§ Exercise directions:
Can you pull out each line of the data below that includes the word "不能使金属A产生光电效应的光子一定是从n"?

§ Input rows:

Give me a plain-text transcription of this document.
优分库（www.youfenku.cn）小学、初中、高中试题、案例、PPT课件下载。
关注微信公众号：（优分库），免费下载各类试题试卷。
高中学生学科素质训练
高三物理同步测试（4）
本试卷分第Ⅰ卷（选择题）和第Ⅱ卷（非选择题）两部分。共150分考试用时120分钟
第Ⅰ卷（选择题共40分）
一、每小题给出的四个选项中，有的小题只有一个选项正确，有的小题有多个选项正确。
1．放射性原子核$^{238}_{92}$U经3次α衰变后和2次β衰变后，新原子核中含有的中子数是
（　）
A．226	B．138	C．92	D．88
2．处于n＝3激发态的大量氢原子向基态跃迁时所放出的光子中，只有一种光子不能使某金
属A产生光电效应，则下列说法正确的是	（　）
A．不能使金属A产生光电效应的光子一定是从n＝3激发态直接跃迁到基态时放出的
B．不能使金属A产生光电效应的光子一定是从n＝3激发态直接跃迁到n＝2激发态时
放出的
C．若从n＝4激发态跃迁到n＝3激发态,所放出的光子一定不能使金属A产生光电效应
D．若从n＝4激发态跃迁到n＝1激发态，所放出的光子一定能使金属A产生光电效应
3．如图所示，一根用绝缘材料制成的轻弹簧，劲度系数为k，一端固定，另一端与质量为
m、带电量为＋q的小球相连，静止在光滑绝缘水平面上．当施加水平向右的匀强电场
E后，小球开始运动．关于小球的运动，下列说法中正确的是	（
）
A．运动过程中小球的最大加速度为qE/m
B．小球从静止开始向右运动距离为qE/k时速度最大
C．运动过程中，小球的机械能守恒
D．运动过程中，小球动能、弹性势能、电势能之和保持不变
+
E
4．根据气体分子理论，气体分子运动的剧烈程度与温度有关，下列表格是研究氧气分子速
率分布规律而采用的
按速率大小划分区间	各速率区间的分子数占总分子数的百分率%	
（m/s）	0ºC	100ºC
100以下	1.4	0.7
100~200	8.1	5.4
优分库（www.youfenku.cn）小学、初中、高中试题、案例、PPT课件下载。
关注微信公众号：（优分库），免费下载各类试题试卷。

§ Output:
A．不能使金属A产生光电效应的光子一定是从n＝3激发态直接跃迁到基态时放出的
B．不能使金属A产生光电效应的光子一定是从n＝3激发态直接跃迁到n＝2激发态时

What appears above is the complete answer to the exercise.